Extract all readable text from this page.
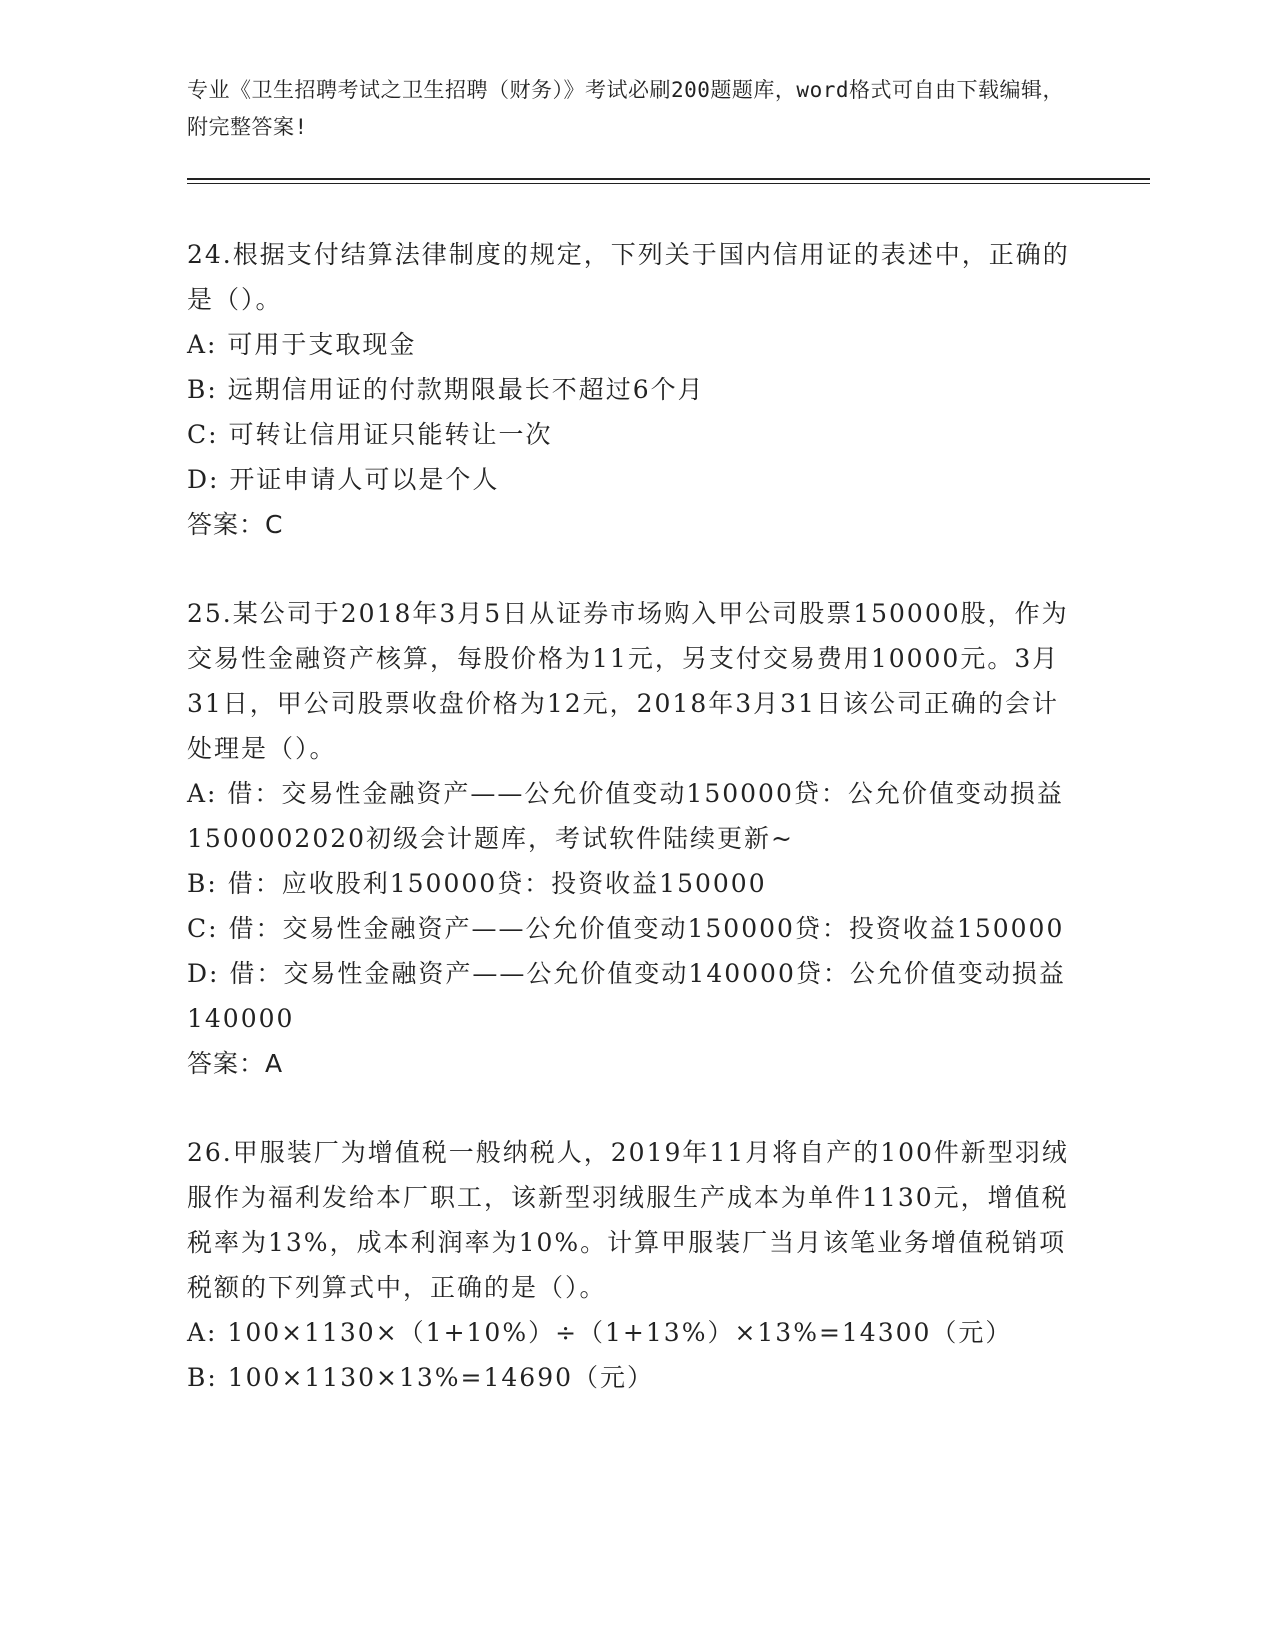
专业《卫生招聘考试之卫生招聘（财务）》考试必刷200题题库，word格式可自由下载编辑，附完整答案!

24.根据支付结算法律制度的规定，下列关于国内信用证的表述中，正确的是（）。

A: 可用于支取现金

B: 远期信用证的付款期限最长不超过6个月

C: 可转让信用证只能转让一次

D: 开证申请人可以是个人

答案：C

25.某公司于2018年3月5日从证券市场购入甲公司股票150000股，作为交易性金融资产核算，每股价格为11元，另支付交易费用10000元。3月31日，甲公司股票收盘价格为12元，2018年3月31日该公司正确的会计处理是（）。

A: 借：交易性金融资产——公允价值变动150000贷：公允价值变动损益1500002020初级会计题库，考试软件陆续更新~

B: 借：应收股利150000贷：投资收益150000

C: 借：交易性金融资产——公允价值变动150000贷：投资收益150000

D: 借：交易性金融资产——公允价值变动140000贷：公允价值变动损益140000

答案：A

26.甲服装厂为增值税一般纳税人，2019年11月将自产的100件新型羽绒服作为福利发给本厂职工，该新型羽绒服生产成本为单件1130元，增值税税率为13%，成本利润率为10%。计算甲服装厂当月该笔业务增值税销项税额的下列算式中，正确的是（）。

A: 100×1130×（1+10%）÷（1+13%）×13%=14300（元）

B: 100×1130×13%=14690（元）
# # # # # # #
• _Task goal_
Make an exact reproduction of the listing above, without any pictures.

• _Worked answer_
Extract all readable text from this page.
专业《卫生招聘考试之卫生招聘（财务）》考试必刷200题题库，word格式可自由下载编辑，附完整答案!

24.根据支付结算法律制度的规定，下列关于国内信用证的表述中，正确的是（）。

A: 可用于支取现金

B: 远期信用证的付款期限最长不超过6个月

C: 可转让信用证只能转让一次

D: 开证申请人可以是个人

答案：C

25.某公司于2018年3月5日从证券市场购入甲公司股票150000股，作为交易性金融资产核算，每股价格为11元，另支付交易费用10000元。3月31日，甲公司股票收盘价格为12元，2018年3月31日该公司正确的会计处理是（）。

A: 借：交易性金融资产——公允价值变动150000贷：公允价值变动损益1500002020初级会计题库，考试软件陆续更新~

B: 借：应收股利150000贷：投资收益150000

C: 借：交易性金融资产——公允价值变动150000贷：投资收益150000

D: 借：交易性金融资产——公允价值变动140000贷：公允价值变动损益140000

答案：A

26.甲服装厂为增值税一般纳税人，2019年11月将自产的100件新型羽绒服作为福利发给本厂职工，该新型羽绒服生产成本为单件1130元，增值税税率为13%，成本利润率为10%。计算甲服装厂当月该笔业务增值税销项税额的下列算式中，正确的是（）。

A: 100×1130×（1+10%）÷（1+13%）×13%=14300（元）

B: 100×1130×13%=14690（元）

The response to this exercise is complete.